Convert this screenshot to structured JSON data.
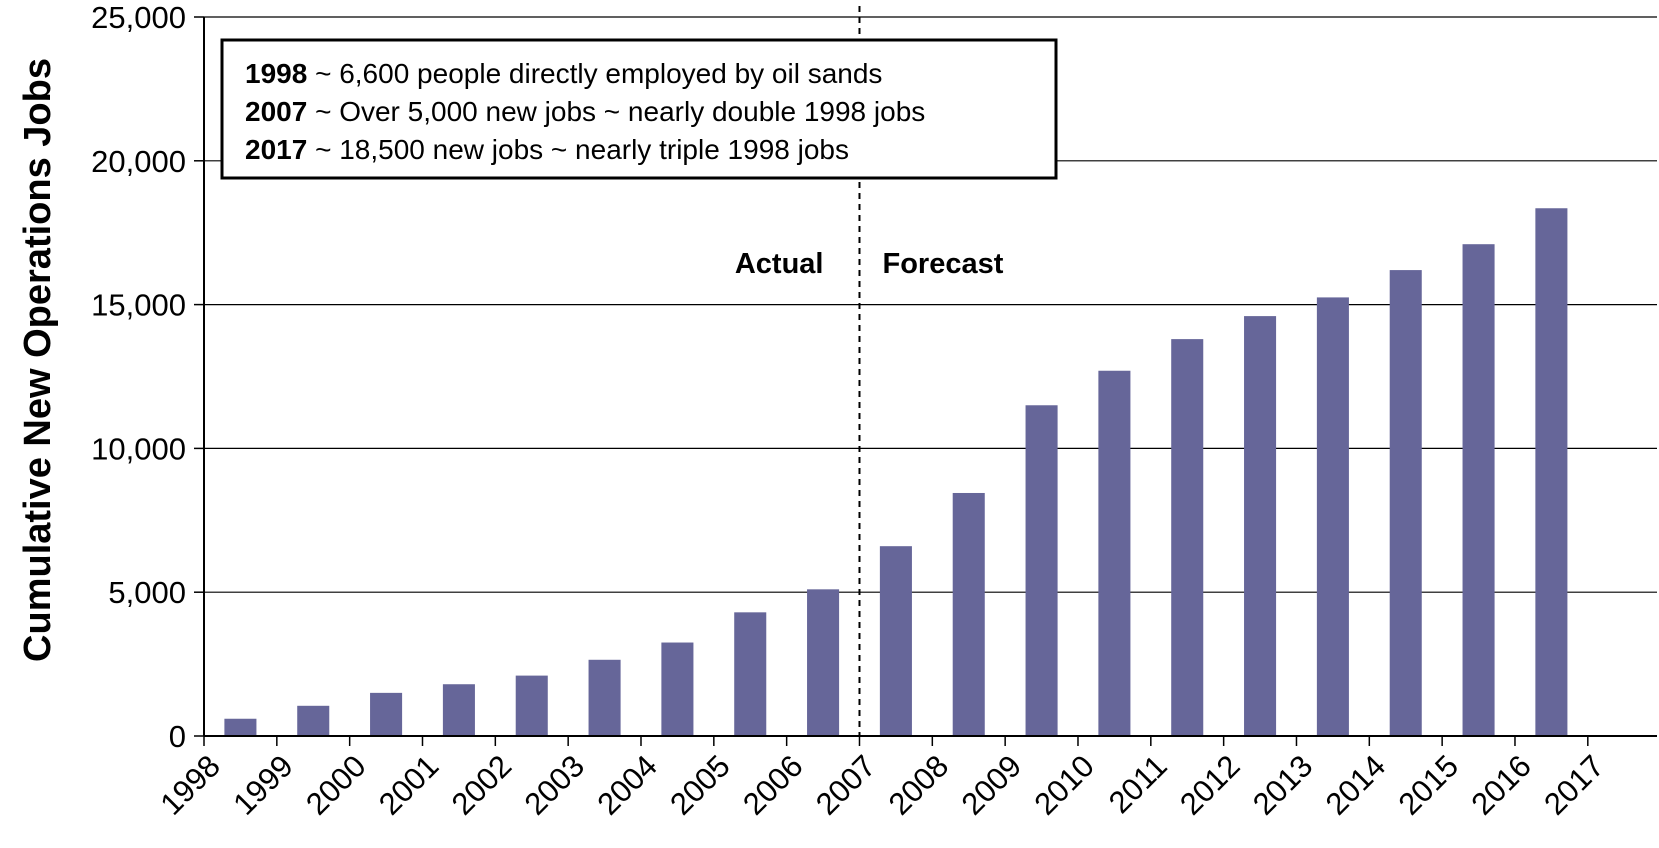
{
  "chart_data": {
    "type": "bar",
    "ylabel": "Cumulative New Operations Jobs",
    "xlabel": "",
    "ylim": [
      0,
      25000
    ],
    "yticks": [
      0,
      5000,
      10000,
      15000,
      20000,
      25000
    ],
    "ytick_labels": [
      "0",
      "5,000",
      "10,000",
      "15,000",
      "20,000",
      "25,000"
    ],
    "categories": [
      "1998",
      "1999",
      "2000",
      "2001",
      "2002",
      "2003",
      "2004",
      "2005",
      "2006",
      "2007",
      "2008",
      "2009",
      "2010",
      "2011",
      "2012",
      "2013",
      "2014",
      "2015",
      "2016",
      "2017"
    ],
    "values": [
      600,
      1050,
      1500,
      1800,
      2100,
      2650,
      3250,
      4300,
      5100,
      6600,
      8450,
      11500,
      12700,
      13800,
      14600,
      15250,
      16200,
      17100,
      18350,
      null
    ],
    "bar_color": "#666699",
    "grid": true,
    "divider_after_category": "2007",
    "region_labels": {
      "left": "Actual",
      "right": "Forecast"
    },
    "annotation": [
      {
        "bold": "1998",
        "text": " ~ 6,600 people directly employed by oil sands"
      },
      {
        "bold": "2007",
        "text": " ~ Over 5,000 new jobs ~ nearly double 1998 jobs"
      },
      {
        "bold": "2017",
        "text": " ~ 18,500 new jobs ~ nearly triple 1998 jobs"
      }
    ]
  }
}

::::::::

__Task prompt__:
Make a word-for-word copy of the entries, without any pictures.

__Correct response__:
Convert this screenshot to structured JSON data.
{
  "chart_data": {
    "type": "bar",
    "ylabel": "Cumulative New Operations Jobs",
    "xlabel": "",
    "ylim": [
      0,
      25000
    ],
    "yticks": [
      0,
      5000,
      10000,
      15000,
      20000,
      25000
    ],
    "ytick_labels": [
      "0",
      "5,000",
      "10,000",
      "15,000",
      "20,000",
      "25,000"
    ],
    "categories": [
      "1998",
      "1999",
      "2000",
      "2001",
      "2002",
      "2003",
      "2004",
      "2005",
      "2006",
      "2007",
      "2008",
      "2009",
      "2010",
      "2011",
      "2012",
      "2013",
      "2014",
      "2015",
      "2016",
      "2017"
    ],
    "values": [
      600,
      1050,
      1500,
      1800,
      2100,
      2650,
      3250,
      4300,
      5100,
      6600,
      8450,
      11500,
      12700,
      13800,
      14600,
      15250,
      16200,
      17100,
      18350,
      null
    ],
    "bar_color": "#666699",
    "grid": true,
    "divider_after_category": "2007",
    "region_labels": {
      "left": "Actual",
      "right": "Forecast"
    },
    "annotation": [
      {
        "bold": "1998",
        "text": " ~ 6,600 people directly employed by oil sands"
      },
      {
        "bold": "2007",
        "text": " ~ Over 5,000 new jobs ~ nearly double 1998 jobs"
      },
      {
        "bold": "2017",
        "text": " ~ 18,500 new jobs ~ nearly triple 1998 jobs"
      }
    ]
  }
}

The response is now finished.